:: Selected extract ::
-------------------------

# Celebration Bermuda Grass Dying?



## cnaught (Mar 13, 2018)

I just put in celebration bermuda in my backyard at my home in SE Florida about 4 weeks ago. It was looking fabulous for the first 2 weeks, then about a week ago, it started to turn brown and stop growing. I have a very sandy soil, and have an irrigation system in place. For the first 10 days, I irrigated every day for about 45 minutes the entire lawn. Then I cut it back to every other day for about 60 minutes. About a week ago, I cut it back to 75 minutes 3 times per week. I cut it with a reel mower for the first time around day 10 at about 2 - 2.5", then after a few days I lowered the mower down, I think I got down to about 1.5 inches, maybe slightly less, then all of a sudden it went from a beautiful deep green to patchy brown. I wondering if I over watered it, under watered it, or scalped it or if it's a lack of direct sun, since I do have significant shade. What can I do to salvage it?


----------



## gijoe4500 (Mar 17, 2017)

The shady area still seems to be fairly thick. Is it drying out too much? have you probed the soil to see if its moist enough? Did you fertilize? Its still fairly early on in the life of your sod. If you can figure out what's going on, it should bounce back strong and fill back in, in no time.


----------



## Movingshrub (Jun 12, 2017)

My vote is underwatering. Can you peel back the sod/has it started to root?


----------



## cnaught (Mar 13, 2018)

No, I haven't fertilized at all. Week 2-3 after installation is was so nice and dark green. So I started lowering the mower below 2" little by little. So either I mowed it too much at once, or too low

I'm guessing it's probably not over watering, because it looked its best when I was watering every day right after installation, and only after I starting to cut it back and mow it lower did it start to turn brown.

I stepped back the watering today to 90 minutes twice per week. It was doing really nice right after it was put in at once per day for 45 minutes, but I doubt that was saturating much beyond the surface. I stepped it back as per recommendations that I read that I should work toward watering 1-2 times per week and really saturating it deep to 3-4 inches to promote root growth.

The brownest spot is just under my oak tree, which I'd think would get more shade, especially in the afternoon (and more leaves and oak flowers are dropping). It just rained really hard yesterday, so when I peeled back the soil today in one spot, it was really wet, I didn't see any new growth at all that I could tell, like white roots.

You think I should go back to daily 45-60 minutes? Perhaps every other day at 90 minutes?


----------



## Movingshrub (Jun 12, 2017)

I'd suggest measuring the amount of water being applied versus just using time as the guide, due to differences in water pressure and throughput, to see how much water you are actually applying. Also, the oak tree is going to be competing with the turf for water as well, plus any leaves are going to diminish the rain fall that makes it to the turf below the canopy and add shade.


----------



## Mightyquinn (Jan 31, 2017)

Is the 90 minutes TOTAL or per ZONE? I think it could be a combination of cutting it down low, not fertilizing and maybe something to do with your watering. With all the watering you were doing you have basically flushed all the nutrients out of the soil.

Has the sod grown together? Can you easily pull any of the pieces of sod up by hand?


----------



## cnaught (Mar 13, 2018)

-------------------------

:: Given records ::
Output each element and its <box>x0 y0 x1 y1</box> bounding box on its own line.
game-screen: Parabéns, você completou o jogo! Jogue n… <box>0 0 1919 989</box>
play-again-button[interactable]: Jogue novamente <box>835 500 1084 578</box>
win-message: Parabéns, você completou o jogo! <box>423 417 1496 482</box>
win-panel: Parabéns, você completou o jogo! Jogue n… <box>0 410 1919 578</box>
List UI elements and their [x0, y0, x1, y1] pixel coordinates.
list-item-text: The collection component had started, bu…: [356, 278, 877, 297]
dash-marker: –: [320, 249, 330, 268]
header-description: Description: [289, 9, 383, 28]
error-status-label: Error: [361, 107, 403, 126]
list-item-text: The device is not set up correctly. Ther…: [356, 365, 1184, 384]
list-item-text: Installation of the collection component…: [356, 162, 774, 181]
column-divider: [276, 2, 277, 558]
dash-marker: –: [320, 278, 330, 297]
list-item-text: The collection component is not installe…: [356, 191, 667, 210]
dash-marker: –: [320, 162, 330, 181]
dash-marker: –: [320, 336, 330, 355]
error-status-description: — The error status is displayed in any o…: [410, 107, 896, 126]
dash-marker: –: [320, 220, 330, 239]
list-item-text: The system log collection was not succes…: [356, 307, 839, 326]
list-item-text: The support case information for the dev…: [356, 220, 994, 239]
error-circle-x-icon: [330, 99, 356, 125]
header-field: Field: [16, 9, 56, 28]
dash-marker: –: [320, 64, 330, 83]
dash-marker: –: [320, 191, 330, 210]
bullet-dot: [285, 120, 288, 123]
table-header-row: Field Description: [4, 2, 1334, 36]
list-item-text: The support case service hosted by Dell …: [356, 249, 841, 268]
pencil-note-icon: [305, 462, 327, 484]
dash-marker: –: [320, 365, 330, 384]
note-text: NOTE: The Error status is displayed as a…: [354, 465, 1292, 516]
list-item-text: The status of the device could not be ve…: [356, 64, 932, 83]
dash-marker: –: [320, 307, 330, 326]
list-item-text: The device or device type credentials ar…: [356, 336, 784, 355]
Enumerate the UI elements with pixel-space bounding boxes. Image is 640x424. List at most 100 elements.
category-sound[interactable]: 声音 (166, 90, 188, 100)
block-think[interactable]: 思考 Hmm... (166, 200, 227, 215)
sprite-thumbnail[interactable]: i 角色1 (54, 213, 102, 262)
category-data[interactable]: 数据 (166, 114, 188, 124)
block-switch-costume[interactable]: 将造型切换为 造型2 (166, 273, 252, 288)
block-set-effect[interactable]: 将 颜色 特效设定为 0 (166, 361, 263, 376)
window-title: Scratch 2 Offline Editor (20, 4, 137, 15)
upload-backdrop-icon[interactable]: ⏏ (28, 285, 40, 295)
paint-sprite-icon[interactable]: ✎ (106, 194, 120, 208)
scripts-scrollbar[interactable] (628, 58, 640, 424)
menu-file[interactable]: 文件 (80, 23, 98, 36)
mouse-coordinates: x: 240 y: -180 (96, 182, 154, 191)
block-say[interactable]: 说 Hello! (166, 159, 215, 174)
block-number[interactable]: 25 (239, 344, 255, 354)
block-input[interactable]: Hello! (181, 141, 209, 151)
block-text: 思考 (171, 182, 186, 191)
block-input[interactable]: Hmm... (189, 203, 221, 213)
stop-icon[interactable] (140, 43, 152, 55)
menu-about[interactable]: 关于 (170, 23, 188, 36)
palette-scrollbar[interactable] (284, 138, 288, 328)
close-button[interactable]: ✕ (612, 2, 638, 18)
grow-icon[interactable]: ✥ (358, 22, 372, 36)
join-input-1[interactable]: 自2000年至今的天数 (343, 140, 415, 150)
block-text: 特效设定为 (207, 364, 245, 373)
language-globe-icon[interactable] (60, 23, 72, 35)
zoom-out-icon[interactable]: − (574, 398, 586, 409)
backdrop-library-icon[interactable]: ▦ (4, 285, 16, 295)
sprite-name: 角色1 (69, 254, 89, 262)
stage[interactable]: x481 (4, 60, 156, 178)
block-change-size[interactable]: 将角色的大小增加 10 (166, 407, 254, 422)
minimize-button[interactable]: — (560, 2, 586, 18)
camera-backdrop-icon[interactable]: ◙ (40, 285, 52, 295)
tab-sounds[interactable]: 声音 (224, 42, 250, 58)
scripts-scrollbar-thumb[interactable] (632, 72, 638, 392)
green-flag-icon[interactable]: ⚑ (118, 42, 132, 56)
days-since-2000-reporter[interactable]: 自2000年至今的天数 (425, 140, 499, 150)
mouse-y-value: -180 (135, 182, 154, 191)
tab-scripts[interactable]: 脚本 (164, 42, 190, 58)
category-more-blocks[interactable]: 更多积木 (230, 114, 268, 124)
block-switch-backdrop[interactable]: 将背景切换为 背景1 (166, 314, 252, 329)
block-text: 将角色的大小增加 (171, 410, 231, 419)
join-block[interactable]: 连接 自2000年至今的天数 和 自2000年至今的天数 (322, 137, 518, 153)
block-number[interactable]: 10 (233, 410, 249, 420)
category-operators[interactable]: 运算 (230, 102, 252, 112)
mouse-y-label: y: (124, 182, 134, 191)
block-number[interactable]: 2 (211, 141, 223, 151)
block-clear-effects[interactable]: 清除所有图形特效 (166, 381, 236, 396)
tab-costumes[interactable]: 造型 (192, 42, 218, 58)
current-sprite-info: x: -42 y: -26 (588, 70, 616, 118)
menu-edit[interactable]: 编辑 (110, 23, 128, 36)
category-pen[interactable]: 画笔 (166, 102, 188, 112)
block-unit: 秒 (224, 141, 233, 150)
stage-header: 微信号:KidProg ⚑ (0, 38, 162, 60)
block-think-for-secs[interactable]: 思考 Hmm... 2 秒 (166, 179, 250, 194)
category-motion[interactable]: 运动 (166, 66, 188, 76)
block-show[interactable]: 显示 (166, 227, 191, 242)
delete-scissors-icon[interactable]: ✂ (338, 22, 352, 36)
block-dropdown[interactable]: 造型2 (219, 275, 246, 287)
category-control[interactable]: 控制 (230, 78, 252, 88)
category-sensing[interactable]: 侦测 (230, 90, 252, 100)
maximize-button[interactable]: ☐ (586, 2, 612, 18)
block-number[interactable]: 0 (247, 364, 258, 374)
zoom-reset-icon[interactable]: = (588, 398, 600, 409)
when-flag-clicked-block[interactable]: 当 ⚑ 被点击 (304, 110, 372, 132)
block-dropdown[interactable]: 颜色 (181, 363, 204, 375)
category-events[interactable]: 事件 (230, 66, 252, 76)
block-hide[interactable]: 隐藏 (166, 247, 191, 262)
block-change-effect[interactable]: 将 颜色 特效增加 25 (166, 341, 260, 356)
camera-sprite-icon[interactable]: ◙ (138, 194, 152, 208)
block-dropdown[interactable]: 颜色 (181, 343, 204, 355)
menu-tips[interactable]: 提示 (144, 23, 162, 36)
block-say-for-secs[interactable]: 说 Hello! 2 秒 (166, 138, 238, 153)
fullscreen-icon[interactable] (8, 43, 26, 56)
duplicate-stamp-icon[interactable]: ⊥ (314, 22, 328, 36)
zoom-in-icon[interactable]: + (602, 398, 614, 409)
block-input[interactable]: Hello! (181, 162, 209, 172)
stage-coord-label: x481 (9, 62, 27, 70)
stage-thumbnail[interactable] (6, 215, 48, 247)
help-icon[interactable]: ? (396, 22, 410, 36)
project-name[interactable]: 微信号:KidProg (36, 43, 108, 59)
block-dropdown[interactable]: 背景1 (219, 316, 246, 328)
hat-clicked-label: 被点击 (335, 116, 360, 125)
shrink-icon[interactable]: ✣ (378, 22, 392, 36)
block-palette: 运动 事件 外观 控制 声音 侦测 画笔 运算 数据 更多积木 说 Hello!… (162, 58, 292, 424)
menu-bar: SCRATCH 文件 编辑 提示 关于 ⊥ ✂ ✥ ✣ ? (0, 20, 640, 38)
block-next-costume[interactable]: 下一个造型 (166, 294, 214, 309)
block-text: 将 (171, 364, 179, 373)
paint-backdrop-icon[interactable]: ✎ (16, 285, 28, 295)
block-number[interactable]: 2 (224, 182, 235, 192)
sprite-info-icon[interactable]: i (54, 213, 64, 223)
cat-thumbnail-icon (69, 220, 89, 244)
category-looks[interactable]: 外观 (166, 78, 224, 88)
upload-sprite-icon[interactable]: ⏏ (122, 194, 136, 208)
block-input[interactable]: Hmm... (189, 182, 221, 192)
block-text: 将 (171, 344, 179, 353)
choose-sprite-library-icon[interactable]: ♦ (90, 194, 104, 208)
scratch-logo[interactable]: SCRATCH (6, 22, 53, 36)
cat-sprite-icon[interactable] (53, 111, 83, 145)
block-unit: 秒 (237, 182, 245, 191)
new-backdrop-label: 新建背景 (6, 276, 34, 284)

-------------------------

:: Task A ::
Answer each question from the bermuda grass thread, one line per answer, marked to match:
(i) What type of mower did cnaught use for the first cut?
(ii) What watering schedule did cnaught switch to on the day the sod was peeled back?
(iii) According to Mightyquinn, what has all the watering flushed out of the soil?
:: Task B ::
List every irrigation schedule that cnaught reports having actually used or set in the bermuda grass thread, in the order they were used.

:: Written solution A ::
(i) A reel mower.
(ii) 90 minutes twice per week.
(iii) All the nutrients.

:: Written solution B ::
- Every day for about 45 minutes (the first 10 days)
- Every other day for about 60 minutes
- 75 minutes 3 times per week
- 90 minutes twice per week